§ **WHAT YOU WILL DO**
Keep only those lines of the records that include the string "JSON".

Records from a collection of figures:
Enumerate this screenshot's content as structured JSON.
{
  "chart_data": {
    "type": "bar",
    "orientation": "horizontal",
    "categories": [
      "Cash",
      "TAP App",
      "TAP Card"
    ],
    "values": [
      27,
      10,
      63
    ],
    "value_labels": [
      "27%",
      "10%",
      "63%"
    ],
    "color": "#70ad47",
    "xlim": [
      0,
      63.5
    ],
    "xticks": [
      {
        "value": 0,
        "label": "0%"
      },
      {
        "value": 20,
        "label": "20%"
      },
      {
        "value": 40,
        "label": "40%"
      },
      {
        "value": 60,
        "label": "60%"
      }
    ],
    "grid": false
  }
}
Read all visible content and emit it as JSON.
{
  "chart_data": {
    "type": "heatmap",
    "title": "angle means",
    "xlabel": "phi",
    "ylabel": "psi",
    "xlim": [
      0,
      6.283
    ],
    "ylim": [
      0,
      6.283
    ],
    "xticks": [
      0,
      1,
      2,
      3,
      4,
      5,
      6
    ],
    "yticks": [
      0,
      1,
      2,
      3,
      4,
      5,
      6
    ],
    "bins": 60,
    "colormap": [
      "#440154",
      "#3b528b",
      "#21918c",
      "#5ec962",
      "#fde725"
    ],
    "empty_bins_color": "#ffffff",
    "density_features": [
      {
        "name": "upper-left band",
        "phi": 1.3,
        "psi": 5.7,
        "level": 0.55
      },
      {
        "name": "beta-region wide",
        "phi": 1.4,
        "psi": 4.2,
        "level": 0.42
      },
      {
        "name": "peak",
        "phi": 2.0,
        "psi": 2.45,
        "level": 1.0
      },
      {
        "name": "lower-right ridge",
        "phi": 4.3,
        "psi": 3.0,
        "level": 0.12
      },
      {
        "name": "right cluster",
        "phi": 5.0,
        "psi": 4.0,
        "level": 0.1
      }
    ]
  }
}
...
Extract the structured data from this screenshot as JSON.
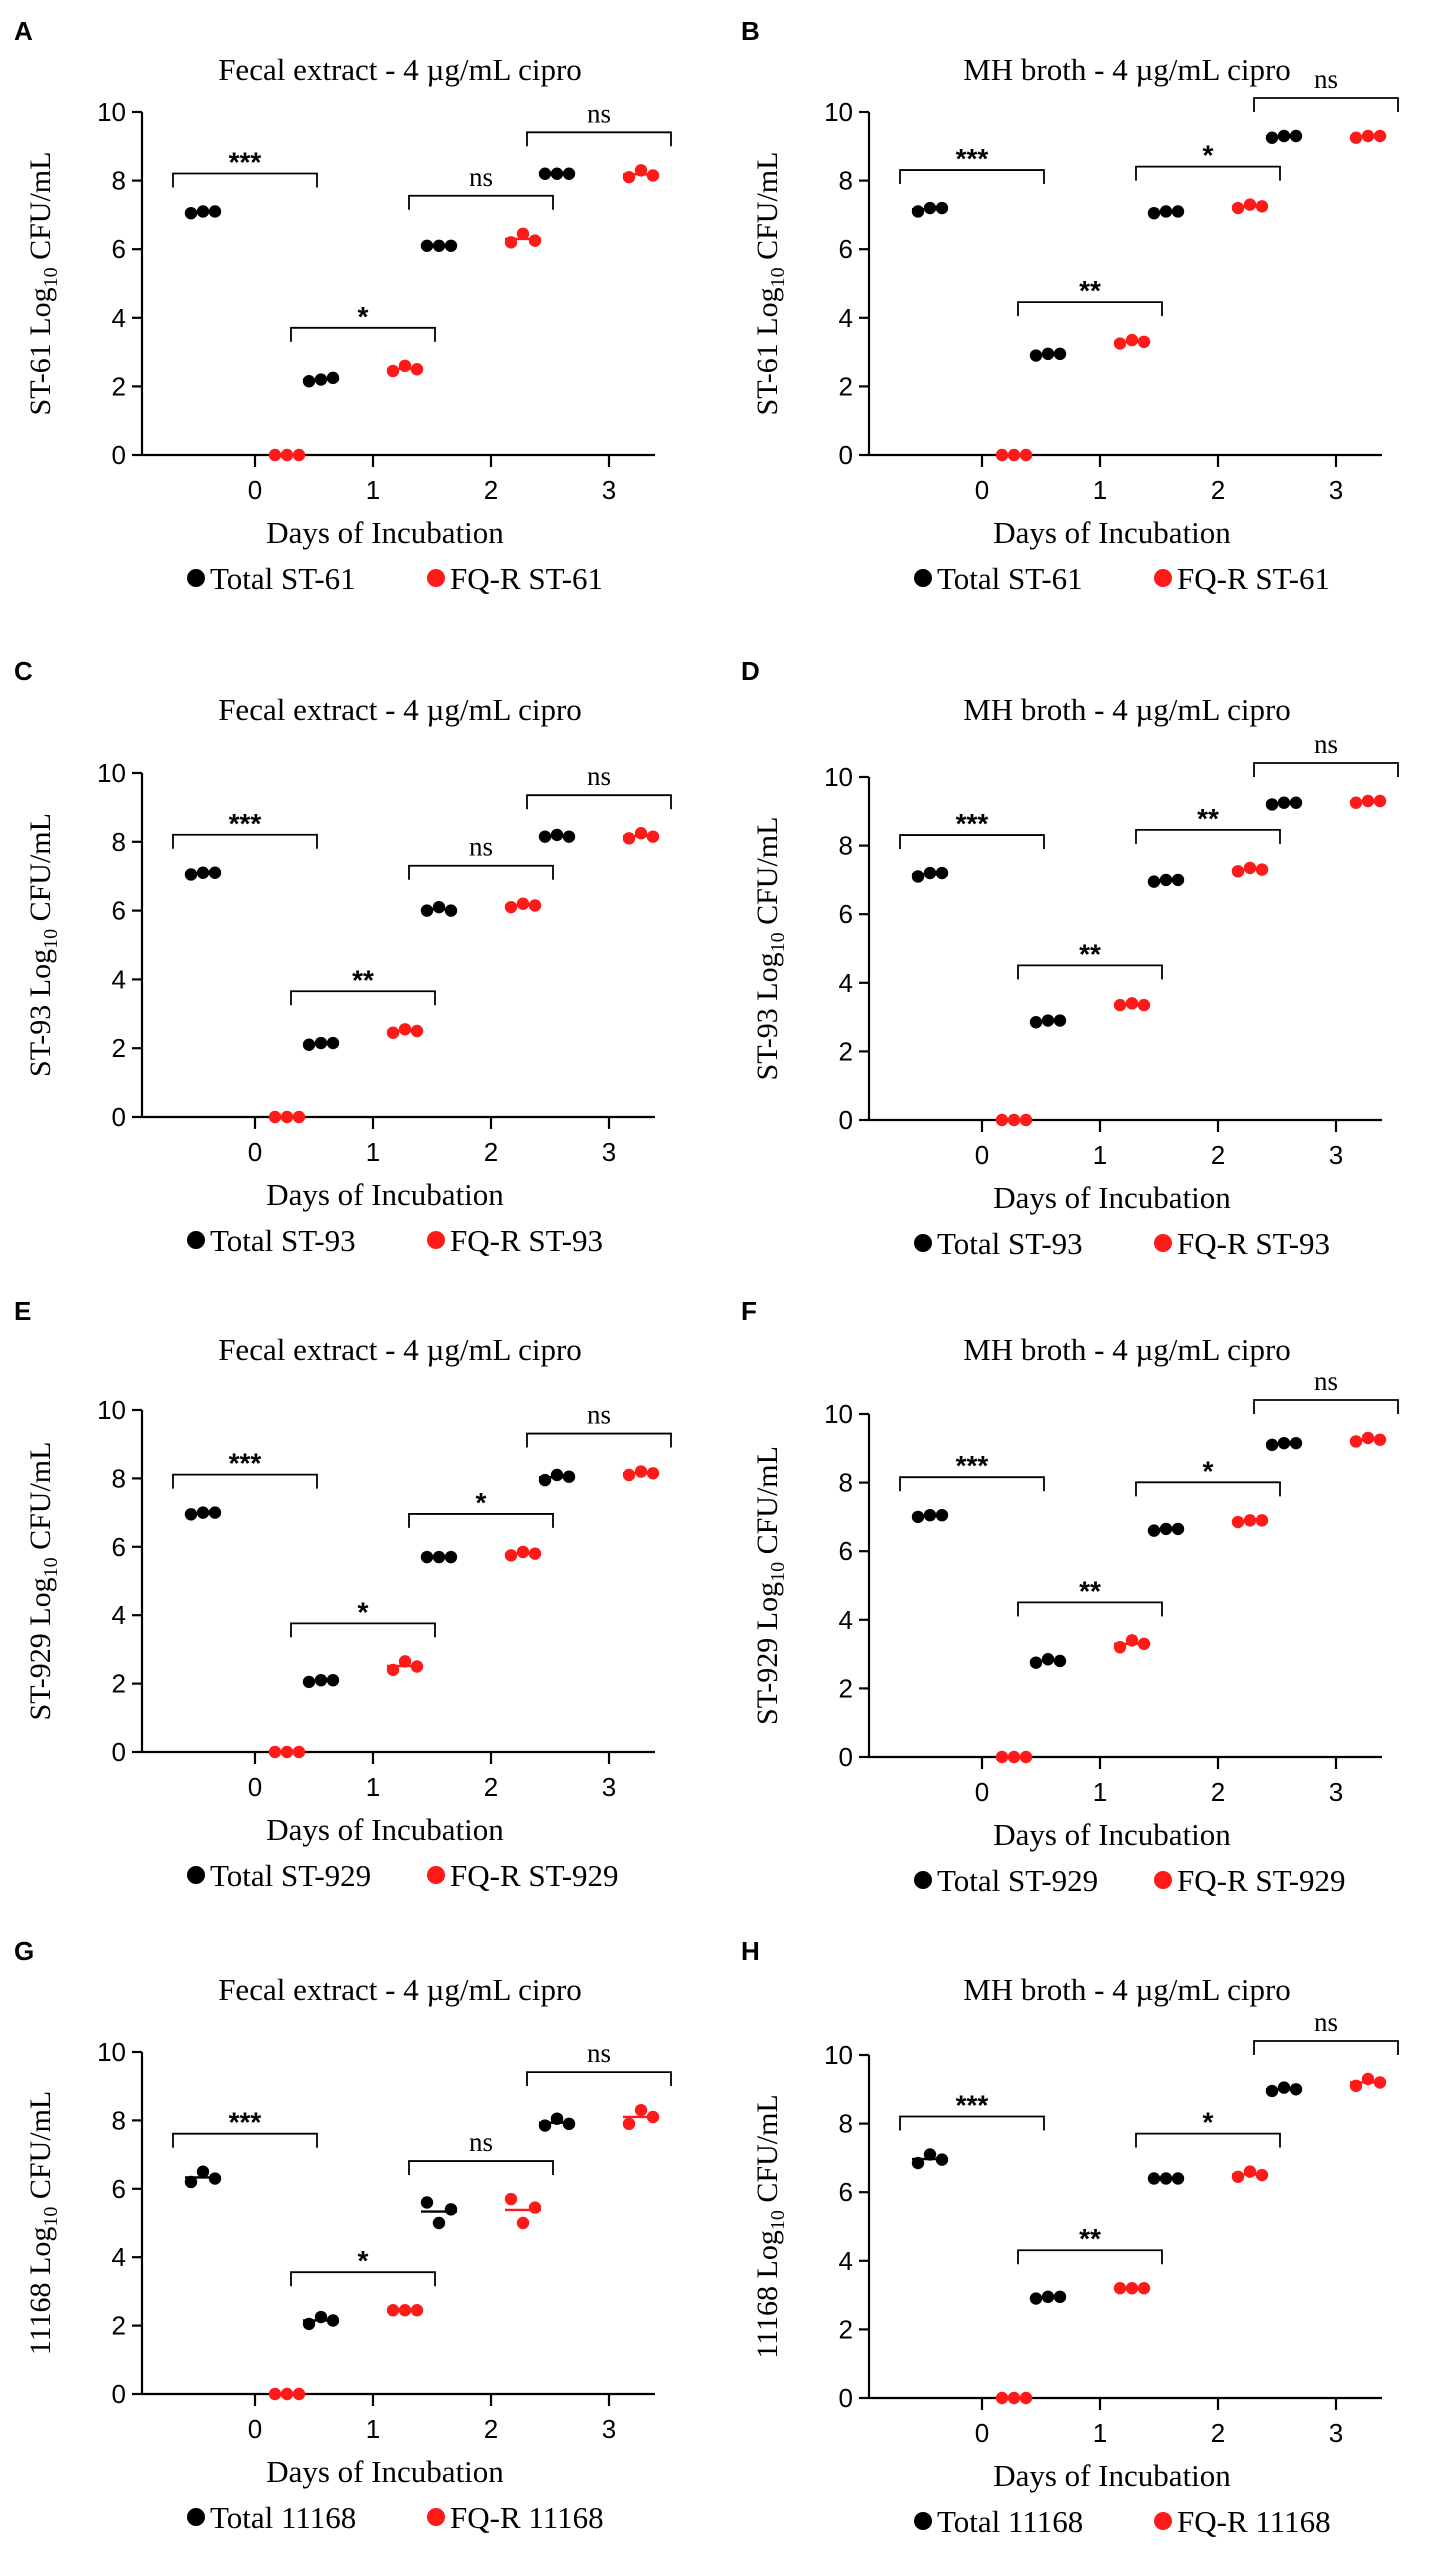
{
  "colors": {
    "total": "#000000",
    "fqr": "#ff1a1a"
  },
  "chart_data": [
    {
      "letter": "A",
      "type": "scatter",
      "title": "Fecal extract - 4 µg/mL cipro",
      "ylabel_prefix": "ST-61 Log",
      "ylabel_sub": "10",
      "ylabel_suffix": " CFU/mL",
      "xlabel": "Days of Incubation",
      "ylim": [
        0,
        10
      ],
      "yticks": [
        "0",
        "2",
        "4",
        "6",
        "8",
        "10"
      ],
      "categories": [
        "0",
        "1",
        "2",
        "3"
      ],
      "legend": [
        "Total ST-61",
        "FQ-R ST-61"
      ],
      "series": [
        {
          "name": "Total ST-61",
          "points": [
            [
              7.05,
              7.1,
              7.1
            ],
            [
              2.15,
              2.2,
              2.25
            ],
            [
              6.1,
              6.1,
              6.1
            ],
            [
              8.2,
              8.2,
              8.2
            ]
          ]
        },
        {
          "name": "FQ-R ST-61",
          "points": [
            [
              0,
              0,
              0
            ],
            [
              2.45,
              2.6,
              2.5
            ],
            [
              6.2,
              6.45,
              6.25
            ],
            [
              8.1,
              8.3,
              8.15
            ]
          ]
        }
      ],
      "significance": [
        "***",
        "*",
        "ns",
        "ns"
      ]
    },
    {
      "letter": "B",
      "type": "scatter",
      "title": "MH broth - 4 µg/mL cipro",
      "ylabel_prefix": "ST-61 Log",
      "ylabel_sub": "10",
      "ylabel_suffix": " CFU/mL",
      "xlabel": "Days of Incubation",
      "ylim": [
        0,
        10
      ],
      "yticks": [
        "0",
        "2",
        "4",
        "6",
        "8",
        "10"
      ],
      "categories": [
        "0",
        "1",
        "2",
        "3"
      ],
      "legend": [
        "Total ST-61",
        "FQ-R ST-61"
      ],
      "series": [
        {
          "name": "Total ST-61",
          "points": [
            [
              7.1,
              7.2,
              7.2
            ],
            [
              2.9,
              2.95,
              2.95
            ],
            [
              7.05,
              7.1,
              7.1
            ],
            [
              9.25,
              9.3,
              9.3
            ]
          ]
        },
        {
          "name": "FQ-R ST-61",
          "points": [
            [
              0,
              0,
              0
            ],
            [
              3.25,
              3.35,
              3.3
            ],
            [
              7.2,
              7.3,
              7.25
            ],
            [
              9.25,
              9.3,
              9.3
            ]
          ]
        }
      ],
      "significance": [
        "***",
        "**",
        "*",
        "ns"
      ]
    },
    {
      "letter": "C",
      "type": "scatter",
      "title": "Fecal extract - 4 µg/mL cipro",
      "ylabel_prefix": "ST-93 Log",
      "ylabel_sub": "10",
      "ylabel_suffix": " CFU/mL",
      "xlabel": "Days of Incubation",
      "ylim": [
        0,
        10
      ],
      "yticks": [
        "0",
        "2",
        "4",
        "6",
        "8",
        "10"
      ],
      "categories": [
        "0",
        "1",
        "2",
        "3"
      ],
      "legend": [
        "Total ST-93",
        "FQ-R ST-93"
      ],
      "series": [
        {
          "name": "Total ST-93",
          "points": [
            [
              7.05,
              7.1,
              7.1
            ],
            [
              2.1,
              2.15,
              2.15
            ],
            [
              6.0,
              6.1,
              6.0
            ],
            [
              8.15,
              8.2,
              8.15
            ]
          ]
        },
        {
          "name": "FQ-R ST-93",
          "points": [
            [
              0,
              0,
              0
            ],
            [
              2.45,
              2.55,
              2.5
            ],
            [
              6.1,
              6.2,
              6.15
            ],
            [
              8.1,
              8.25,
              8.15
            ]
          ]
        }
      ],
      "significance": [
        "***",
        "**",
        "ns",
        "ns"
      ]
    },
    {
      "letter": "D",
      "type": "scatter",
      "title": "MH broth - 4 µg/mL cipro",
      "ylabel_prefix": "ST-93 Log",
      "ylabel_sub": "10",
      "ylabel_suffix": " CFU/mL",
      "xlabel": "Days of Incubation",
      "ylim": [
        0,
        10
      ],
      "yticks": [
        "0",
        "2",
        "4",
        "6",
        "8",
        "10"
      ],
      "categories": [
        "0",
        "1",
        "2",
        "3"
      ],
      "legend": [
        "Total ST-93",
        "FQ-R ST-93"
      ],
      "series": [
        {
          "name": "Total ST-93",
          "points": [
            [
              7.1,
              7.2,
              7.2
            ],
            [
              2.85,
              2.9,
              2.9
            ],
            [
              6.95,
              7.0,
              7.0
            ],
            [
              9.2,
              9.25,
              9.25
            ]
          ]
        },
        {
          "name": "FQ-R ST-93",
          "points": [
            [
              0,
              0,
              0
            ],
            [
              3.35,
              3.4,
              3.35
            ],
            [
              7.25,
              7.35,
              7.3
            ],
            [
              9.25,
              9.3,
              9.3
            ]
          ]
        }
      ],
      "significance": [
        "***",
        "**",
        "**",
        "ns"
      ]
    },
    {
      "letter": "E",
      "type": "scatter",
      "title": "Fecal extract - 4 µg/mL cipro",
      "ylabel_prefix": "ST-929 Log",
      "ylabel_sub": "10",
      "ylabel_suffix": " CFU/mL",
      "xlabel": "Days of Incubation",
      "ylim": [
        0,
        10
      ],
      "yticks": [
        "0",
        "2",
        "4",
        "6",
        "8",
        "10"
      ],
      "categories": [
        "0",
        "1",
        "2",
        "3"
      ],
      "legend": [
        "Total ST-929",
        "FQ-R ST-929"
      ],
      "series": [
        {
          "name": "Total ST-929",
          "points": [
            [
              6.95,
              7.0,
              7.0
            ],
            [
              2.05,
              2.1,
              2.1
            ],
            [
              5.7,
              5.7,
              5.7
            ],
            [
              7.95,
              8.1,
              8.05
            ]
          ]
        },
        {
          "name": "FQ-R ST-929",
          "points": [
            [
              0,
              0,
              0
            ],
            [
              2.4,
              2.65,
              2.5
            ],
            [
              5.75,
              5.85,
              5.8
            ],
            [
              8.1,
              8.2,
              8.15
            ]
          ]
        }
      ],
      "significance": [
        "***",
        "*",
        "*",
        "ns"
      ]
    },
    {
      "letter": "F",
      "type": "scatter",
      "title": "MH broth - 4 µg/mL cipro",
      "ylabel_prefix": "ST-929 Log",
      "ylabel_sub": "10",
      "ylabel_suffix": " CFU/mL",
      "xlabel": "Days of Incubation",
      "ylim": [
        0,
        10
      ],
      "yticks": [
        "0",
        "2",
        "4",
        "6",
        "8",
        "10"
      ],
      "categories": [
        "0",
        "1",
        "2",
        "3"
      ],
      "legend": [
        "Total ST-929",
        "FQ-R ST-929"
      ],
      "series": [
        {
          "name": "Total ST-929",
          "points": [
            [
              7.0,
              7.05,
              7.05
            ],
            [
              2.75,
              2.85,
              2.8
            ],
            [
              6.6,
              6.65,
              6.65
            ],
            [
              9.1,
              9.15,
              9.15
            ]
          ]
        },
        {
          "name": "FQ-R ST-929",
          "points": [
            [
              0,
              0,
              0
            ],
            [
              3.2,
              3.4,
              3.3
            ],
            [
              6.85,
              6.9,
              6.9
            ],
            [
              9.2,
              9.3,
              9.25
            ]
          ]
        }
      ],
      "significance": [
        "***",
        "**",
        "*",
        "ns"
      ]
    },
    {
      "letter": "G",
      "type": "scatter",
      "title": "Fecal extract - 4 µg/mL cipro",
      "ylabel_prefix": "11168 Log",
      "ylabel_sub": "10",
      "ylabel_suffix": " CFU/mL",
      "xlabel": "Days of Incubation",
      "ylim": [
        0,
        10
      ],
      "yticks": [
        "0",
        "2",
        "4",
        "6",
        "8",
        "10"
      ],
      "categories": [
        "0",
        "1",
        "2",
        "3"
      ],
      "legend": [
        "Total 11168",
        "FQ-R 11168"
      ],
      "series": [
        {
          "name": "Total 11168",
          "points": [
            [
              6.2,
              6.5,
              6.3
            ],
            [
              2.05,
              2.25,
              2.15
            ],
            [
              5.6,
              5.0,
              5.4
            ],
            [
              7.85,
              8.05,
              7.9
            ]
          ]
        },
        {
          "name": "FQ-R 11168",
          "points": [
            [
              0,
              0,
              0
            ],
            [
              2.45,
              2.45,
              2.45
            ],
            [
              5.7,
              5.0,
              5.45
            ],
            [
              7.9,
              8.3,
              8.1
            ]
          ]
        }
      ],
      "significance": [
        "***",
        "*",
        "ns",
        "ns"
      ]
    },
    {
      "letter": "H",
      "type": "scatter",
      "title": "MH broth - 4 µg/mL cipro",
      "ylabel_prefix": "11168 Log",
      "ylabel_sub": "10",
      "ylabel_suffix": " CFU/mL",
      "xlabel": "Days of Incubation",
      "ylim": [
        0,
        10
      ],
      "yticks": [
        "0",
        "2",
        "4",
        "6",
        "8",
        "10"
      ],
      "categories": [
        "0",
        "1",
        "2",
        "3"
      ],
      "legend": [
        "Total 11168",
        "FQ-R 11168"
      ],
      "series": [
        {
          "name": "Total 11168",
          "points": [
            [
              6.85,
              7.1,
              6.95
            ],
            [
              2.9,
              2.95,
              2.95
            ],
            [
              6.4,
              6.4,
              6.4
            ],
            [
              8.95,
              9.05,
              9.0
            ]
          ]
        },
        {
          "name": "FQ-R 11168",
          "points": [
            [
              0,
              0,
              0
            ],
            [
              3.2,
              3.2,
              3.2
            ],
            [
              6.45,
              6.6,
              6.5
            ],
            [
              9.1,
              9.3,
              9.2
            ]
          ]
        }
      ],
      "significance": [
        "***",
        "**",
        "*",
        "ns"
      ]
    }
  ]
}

§ **CORRECT RESPONSE**
Enumerate this screenshot's content as structured JSON.
Read all visible content and emit it as JSON.
Extract the structured data from this screenshot as JSON.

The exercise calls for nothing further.